> **EXERCISE DETAILS**
Among the entries, which lines carry the string "euclidean"? Copy each of them.

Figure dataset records
^^^^^^^^^^^^^^^^
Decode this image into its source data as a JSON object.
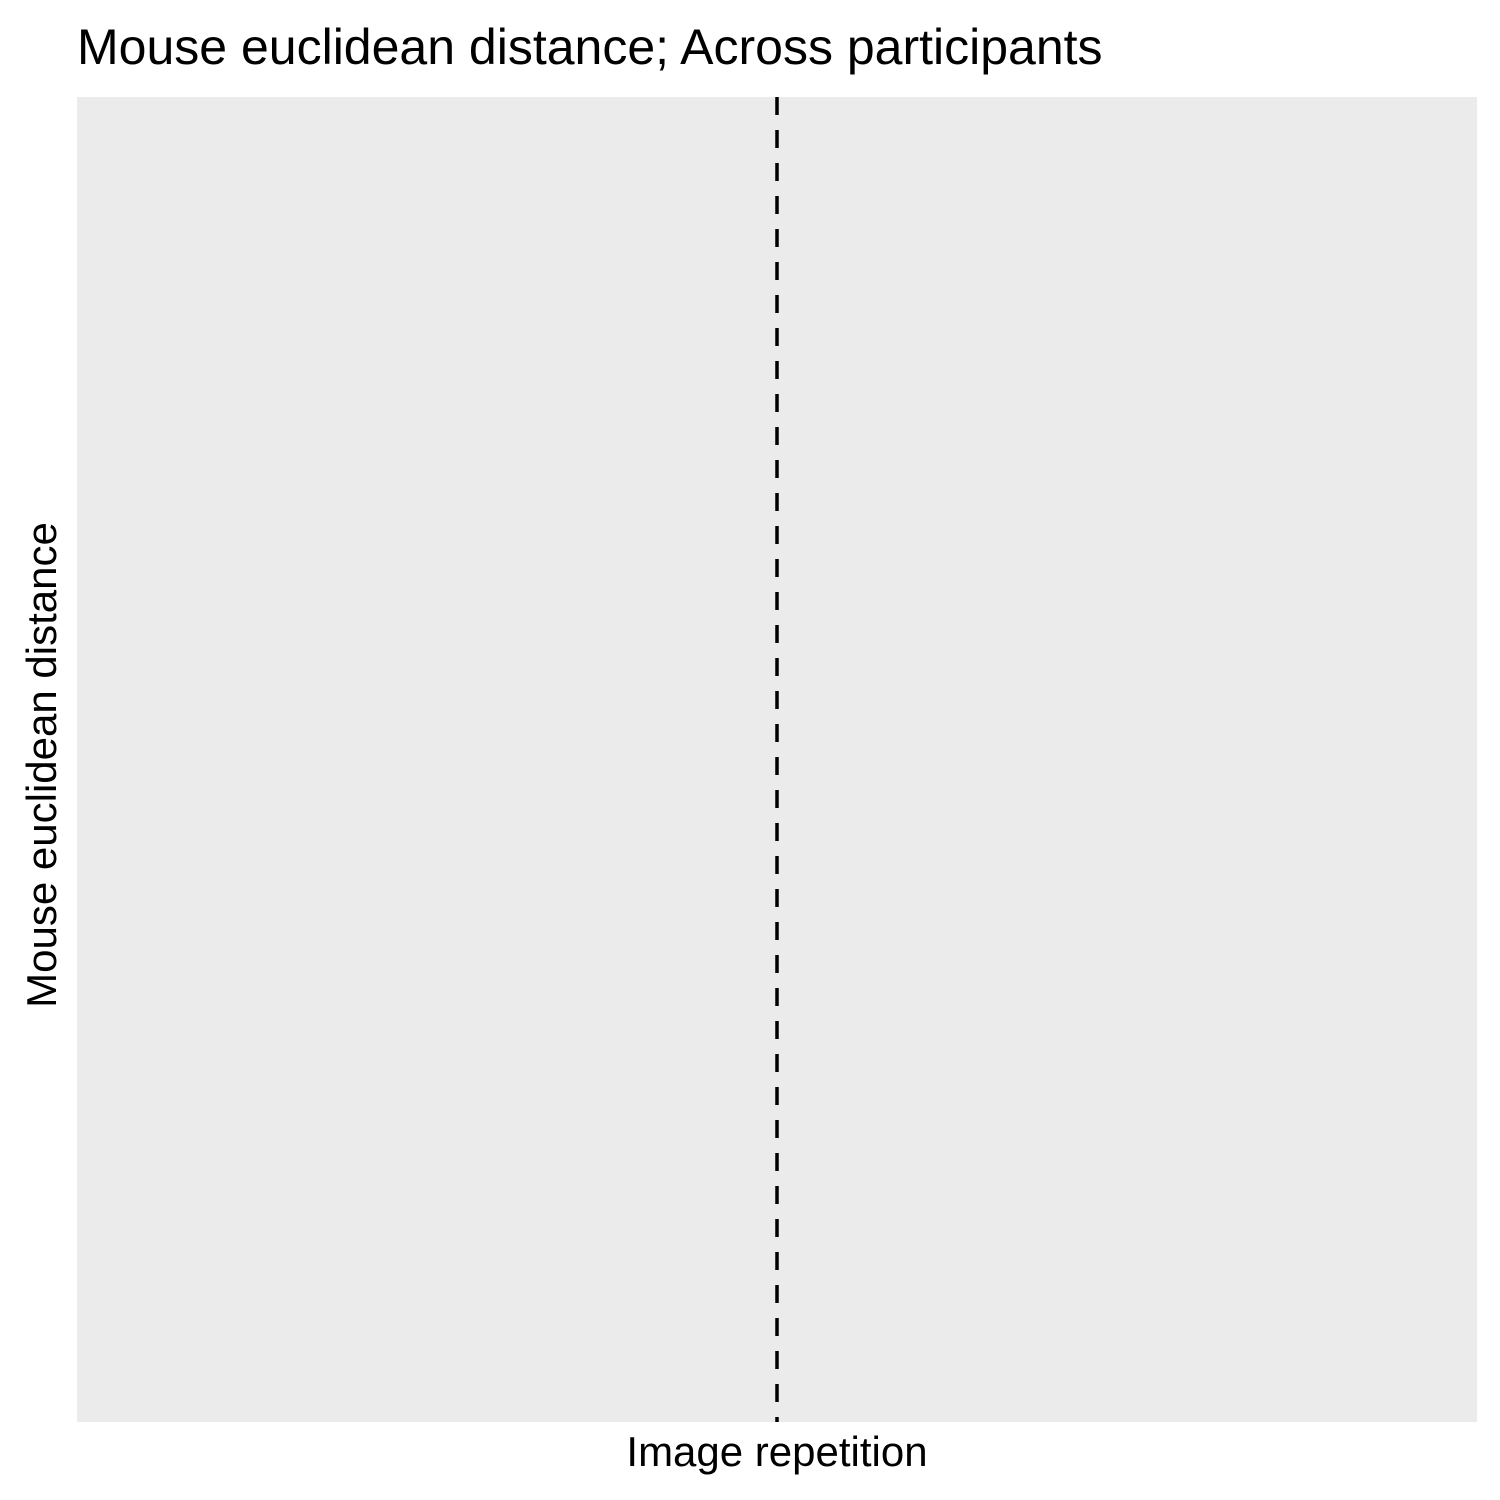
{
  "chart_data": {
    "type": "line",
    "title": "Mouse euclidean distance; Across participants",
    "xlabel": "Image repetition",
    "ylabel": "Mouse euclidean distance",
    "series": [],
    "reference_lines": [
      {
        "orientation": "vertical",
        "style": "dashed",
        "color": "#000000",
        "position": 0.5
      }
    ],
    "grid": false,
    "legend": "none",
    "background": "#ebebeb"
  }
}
^^^^^^^^^^^^^^^^
> **EXPECTED ANSWER**
    "title": "Mouse euclidean distance; Across participants",
    "ylabel": "Mouse euclidean distance",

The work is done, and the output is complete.